◆ **WHAT THIS TASK INVOLVES**
Using the entries that follow, count the lines containing the word "cada" and give that number by itself.

◆ **ENTRIES PROVIDED**
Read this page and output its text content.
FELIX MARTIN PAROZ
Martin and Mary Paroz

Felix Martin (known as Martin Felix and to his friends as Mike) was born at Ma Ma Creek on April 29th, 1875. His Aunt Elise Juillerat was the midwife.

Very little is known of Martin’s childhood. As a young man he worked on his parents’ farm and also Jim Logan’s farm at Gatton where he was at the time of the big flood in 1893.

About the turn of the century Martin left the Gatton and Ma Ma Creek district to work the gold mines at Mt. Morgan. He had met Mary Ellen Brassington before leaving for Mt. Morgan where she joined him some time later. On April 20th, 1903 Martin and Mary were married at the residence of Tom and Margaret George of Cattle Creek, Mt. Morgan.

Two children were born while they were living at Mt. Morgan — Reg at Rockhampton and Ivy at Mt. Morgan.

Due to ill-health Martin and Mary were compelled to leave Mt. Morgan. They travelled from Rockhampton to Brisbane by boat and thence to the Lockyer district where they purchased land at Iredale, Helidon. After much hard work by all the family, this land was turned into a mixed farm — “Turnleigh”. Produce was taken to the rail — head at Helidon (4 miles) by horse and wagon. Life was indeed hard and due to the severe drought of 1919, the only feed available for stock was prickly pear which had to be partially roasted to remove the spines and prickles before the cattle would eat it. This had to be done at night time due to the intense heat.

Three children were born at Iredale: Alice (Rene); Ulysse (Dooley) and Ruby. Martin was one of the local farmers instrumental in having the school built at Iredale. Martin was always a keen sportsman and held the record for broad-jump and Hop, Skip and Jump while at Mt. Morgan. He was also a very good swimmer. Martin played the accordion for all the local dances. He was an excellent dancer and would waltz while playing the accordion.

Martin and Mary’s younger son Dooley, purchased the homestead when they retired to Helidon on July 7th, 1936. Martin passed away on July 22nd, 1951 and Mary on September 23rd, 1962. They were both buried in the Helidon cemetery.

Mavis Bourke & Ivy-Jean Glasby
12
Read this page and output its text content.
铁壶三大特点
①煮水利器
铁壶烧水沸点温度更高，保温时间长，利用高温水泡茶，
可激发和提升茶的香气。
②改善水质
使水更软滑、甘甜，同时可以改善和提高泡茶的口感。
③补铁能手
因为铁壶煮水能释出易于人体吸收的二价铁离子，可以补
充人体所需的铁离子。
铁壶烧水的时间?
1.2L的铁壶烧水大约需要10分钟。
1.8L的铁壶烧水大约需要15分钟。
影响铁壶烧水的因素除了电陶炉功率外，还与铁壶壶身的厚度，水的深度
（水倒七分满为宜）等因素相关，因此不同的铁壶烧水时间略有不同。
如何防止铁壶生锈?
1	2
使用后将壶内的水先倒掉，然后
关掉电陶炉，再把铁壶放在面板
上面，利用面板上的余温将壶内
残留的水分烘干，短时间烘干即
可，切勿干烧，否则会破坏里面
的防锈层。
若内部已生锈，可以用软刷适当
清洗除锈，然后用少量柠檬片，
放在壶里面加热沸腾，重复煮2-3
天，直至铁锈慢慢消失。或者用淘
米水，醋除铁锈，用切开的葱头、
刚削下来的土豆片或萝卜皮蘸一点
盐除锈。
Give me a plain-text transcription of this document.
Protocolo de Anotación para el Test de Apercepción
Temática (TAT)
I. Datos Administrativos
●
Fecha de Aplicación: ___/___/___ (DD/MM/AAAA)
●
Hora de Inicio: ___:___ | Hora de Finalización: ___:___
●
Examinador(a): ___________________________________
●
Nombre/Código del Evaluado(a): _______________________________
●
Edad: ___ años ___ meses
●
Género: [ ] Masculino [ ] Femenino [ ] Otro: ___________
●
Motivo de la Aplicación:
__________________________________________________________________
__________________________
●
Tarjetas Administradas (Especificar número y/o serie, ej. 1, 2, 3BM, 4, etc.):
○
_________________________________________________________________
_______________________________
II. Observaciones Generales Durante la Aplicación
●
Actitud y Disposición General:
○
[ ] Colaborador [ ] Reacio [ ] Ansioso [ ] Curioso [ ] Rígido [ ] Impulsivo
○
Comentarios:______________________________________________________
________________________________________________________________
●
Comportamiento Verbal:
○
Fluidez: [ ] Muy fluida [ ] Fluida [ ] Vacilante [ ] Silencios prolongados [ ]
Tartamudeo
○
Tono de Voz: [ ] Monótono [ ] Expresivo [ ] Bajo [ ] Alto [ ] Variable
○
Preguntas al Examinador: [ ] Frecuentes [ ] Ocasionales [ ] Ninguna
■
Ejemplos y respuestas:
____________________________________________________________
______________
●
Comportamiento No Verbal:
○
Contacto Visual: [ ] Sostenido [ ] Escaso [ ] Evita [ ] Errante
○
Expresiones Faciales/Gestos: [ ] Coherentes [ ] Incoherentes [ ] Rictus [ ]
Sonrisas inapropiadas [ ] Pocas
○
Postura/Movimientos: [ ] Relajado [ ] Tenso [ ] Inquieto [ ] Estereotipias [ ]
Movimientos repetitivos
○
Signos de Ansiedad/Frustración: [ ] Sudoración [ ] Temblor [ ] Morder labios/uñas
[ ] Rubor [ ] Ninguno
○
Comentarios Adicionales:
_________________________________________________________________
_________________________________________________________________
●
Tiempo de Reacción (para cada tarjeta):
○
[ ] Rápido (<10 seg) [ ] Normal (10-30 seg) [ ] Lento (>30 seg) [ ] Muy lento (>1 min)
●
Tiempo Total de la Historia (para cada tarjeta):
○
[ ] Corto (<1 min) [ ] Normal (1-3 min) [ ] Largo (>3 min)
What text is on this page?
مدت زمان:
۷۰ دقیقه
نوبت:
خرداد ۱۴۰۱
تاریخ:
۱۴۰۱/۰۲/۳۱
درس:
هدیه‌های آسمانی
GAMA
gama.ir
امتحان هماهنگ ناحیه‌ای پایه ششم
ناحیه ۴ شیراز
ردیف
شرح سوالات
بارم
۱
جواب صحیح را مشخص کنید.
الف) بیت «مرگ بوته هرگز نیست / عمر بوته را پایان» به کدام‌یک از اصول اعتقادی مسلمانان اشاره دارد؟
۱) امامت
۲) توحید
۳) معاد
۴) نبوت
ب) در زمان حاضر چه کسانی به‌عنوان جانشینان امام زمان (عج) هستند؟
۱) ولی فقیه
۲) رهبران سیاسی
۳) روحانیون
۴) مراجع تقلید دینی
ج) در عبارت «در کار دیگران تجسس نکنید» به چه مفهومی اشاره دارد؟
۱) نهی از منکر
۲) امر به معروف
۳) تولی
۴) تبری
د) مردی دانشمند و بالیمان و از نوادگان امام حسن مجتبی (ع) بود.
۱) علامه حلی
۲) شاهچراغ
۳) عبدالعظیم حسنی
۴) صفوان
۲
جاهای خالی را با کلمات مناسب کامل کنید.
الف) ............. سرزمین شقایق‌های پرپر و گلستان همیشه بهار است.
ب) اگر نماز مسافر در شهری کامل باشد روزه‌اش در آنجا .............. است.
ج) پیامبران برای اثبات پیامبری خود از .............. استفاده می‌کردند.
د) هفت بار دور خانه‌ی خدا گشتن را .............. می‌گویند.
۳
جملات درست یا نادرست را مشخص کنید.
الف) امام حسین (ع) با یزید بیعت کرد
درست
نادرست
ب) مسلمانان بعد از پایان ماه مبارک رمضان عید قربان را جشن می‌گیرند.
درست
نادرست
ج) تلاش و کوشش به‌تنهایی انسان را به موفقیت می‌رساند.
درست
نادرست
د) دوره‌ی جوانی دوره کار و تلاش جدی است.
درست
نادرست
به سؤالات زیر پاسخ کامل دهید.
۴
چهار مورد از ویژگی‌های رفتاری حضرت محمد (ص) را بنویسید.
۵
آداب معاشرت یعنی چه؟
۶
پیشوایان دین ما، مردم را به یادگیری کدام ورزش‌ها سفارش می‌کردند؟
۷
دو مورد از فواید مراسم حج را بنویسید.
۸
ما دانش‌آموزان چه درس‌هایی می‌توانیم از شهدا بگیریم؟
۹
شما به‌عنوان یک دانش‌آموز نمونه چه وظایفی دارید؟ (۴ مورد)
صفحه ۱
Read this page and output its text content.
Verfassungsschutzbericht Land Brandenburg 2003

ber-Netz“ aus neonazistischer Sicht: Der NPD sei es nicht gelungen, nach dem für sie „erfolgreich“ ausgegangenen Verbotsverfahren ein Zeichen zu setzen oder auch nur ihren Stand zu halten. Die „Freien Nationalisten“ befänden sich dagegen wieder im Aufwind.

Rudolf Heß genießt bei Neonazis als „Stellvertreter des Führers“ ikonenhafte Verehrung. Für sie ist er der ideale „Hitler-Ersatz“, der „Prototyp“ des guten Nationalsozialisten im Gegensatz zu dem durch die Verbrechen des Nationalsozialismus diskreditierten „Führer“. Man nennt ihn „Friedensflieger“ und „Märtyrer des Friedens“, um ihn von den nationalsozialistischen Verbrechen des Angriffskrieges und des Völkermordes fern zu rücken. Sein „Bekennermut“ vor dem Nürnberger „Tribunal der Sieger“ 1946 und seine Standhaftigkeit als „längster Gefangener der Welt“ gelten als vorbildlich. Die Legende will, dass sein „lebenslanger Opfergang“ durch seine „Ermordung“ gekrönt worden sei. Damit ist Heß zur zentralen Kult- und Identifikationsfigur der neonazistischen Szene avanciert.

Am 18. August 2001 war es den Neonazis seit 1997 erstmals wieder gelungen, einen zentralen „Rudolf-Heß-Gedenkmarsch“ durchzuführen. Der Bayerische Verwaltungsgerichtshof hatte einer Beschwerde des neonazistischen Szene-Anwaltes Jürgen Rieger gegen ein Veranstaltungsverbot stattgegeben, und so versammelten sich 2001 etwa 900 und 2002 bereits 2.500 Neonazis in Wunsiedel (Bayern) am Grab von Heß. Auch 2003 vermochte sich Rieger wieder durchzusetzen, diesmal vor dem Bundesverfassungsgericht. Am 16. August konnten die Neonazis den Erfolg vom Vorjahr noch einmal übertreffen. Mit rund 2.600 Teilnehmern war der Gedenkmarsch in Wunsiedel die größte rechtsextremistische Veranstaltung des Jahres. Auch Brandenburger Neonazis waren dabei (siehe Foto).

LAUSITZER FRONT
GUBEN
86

◆ **SOLUTION FOR THIS PROBLEM**
2